### Instruction
Identify each line holding the string "name" and copy it.

Excerpts from a figure dataset
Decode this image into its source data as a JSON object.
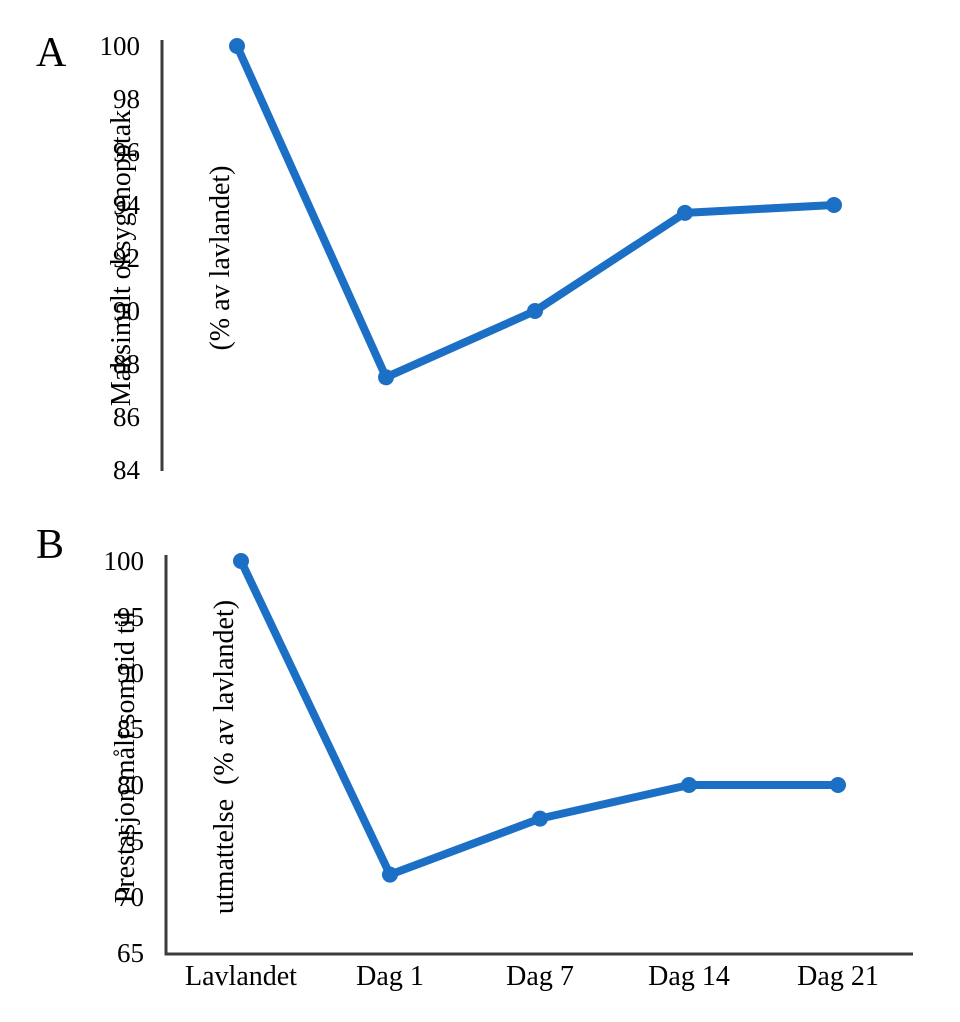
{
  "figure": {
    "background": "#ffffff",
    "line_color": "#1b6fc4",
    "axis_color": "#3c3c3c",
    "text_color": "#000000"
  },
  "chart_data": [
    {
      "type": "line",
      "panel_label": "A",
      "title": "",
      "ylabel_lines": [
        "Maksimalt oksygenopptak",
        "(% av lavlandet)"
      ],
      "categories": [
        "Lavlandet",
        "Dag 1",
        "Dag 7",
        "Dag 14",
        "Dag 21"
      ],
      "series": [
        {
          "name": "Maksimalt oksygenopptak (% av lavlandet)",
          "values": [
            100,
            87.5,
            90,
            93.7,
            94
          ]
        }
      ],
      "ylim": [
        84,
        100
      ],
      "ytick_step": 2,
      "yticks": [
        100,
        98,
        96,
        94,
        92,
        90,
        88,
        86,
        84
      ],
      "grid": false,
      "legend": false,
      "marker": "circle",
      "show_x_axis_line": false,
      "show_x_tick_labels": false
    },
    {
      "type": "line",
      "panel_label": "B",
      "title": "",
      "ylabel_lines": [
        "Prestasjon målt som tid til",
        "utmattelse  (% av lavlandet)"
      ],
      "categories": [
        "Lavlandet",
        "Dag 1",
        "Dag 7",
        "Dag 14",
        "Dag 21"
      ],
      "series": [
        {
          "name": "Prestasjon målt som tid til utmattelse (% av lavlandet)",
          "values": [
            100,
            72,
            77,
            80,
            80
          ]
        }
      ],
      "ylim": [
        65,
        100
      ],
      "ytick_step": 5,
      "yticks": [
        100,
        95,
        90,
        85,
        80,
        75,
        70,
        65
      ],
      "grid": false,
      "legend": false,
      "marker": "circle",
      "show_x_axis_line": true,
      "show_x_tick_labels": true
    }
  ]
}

==

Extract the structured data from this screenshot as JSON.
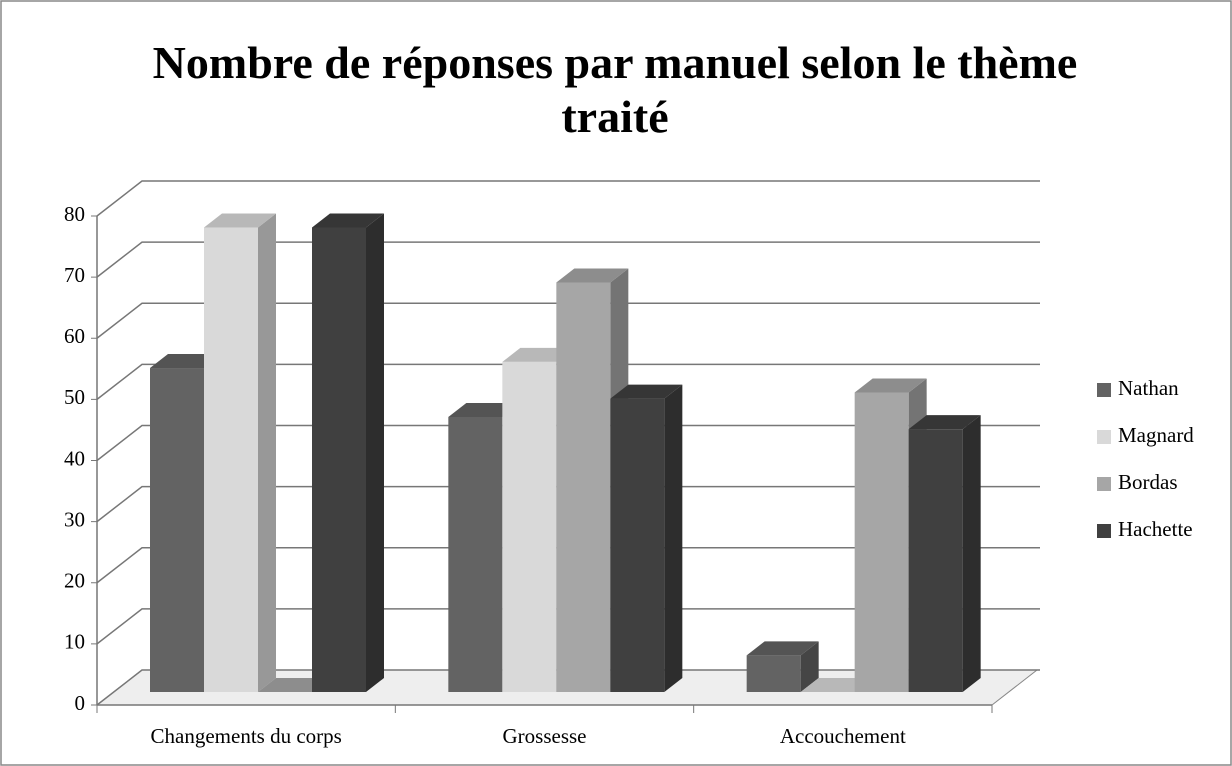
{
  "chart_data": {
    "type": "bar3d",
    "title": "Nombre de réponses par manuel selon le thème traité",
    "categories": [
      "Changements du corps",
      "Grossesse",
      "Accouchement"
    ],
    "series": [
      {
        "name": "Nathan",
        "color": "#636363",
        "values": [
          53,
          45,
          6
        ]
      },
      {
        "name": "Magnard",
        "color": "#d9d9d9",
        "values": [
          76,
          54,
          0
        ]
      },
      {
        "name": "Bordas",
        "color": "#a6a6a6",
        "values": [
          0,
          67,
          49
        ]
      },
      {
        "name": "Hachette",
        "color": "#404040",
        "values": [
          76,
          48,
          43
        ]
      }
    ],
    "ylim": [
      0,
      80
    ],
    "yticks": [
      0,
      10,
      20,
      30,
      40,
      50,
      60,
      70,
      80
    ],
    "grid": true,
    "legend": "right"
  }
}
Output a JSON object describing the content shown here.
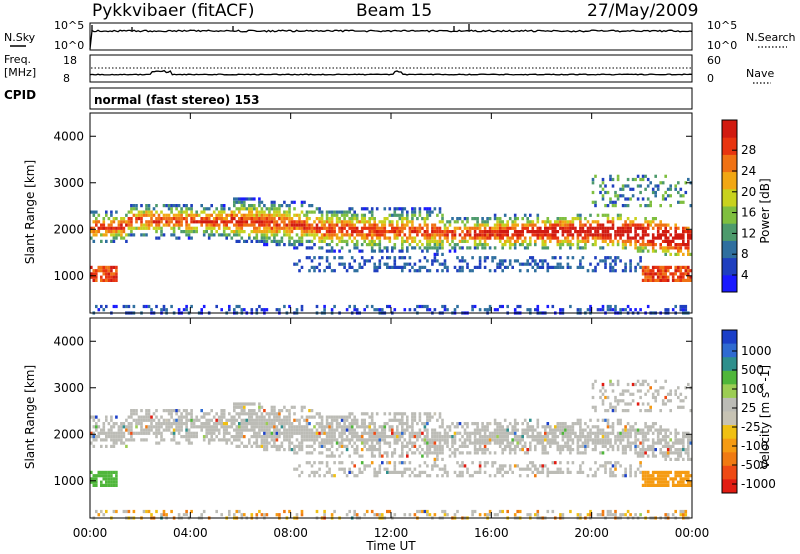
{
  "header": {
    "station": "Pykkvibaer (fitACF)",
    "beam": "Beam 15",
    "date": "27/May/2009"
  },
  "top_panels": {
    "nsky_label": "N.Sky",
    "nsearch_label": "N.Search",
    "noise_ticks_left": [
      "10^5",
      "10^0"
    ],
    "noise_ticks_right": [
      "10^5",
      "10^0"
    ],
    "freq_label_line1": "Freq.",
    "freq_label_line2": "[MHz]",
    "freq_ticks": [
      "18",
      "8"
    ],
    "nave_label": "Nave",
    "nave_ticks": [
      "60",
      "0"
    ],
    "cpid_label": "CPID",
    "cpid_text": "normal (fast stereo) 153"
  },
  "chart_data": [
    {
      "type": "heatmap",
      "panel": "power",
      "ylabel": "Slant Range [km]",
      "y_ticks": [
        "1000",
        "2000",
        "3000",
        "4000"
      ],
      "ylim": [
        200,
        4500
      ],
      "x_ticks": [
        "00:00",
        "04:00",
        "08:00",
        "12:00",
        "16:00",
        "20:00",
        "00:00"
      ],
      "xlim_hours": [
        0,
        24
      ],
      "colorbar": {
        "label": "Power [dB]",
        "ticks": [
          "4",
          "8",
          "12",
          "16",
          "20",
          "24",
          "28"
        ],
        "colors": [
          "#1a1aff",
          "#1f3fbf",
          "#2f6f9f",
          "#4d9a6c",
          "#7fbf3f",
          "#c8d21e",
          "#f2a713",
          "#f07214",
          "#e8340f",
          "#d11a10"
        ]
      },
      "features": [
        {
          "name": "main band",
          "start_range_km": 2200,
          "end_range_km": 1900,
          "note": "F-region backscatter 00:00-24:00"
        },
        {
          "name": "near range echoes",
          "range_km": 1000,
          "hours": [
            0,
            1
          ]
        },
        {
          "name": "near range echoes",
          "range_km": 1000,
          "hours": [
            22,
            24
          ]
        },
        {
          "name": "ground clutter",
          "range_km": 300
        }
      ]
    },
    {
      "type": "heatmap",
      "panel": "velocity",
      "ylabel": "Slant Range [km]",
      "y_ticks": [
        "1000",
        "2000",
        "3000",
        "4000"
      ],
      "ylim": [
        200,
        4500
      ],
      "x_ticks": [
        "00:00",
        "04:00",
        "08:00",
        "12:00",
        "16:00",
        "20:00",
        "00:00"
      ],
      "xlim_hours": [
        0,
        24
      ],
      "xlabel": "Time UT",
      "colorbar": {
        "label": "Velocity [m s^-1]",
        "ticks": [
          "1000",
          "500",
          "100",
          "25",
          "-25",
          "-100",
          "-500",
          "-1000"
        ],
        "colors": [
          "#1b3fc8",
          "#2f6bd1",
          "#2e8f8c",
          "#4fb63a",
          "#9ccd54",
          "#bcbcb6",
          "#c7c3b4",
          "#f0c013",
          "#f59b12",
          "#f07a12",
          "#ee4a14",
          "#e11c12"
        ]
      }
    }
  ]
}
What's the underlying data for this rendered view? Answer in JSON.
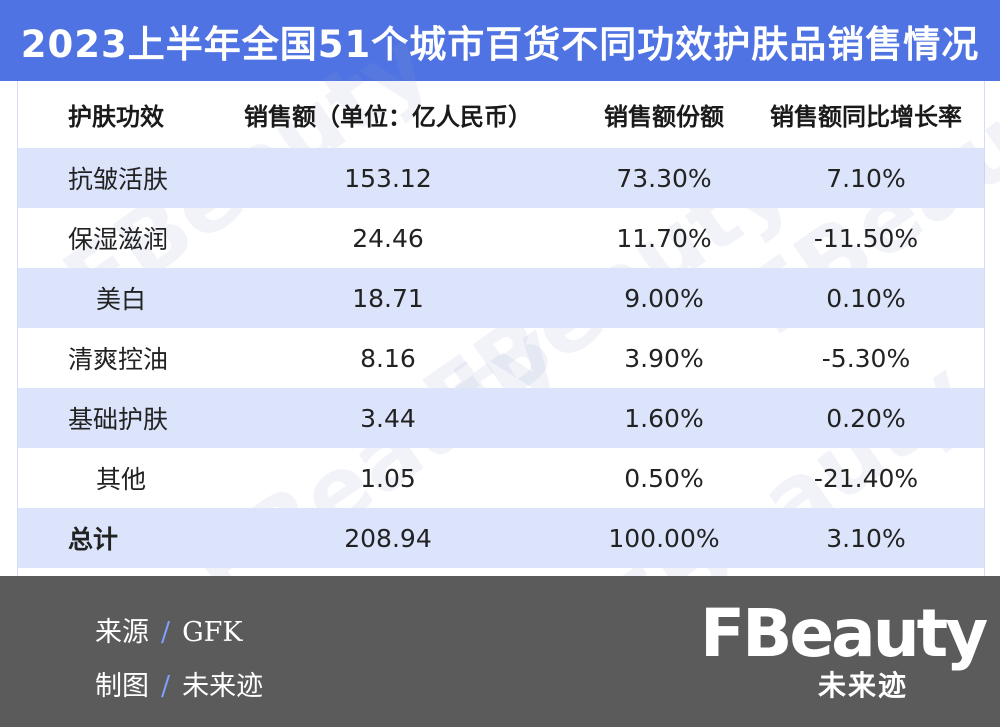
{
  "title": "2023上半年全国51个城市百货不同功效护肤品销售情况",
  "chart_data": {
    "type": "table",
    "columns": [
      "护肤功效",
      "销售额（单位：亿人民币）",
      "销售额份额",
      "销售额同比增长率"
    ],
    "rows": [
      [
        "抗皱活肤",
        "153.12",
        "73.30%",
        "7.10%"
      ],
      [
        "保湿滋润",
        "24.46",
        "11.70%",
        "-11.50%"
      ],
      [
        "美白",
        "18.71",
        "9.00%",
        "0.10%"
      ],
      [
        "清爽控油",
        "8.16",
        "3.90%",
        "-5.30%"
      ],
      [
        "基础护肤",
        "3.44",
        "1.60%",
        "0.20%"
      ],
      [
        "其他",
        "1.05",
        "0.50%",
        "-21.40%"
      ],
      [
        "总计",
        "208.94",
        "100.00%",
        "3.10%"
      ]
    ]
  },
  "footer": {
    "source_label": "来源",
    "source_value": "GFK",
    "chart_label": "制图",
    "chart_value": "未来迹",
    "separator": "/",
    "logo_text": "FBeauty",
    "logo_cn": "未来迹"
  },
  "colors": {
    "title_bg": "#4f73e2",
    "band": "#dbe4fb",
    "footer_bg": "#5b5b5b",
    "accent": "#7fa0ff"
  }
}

### Result of this task
          "name": "Maksimalt oksygenopptak (% av lavlandet)",
          "name": "Prestasjon målt som tid til utmattelse (% av lavlandet)",
        "name": "Nathan",
        "name": "Magnard",
        "name": "Bordas",
        "name": "Hachette",
          "name": "main band",
          "name": "near range echoes",
          "name": "near range echoes",
          "name": "ground clutter",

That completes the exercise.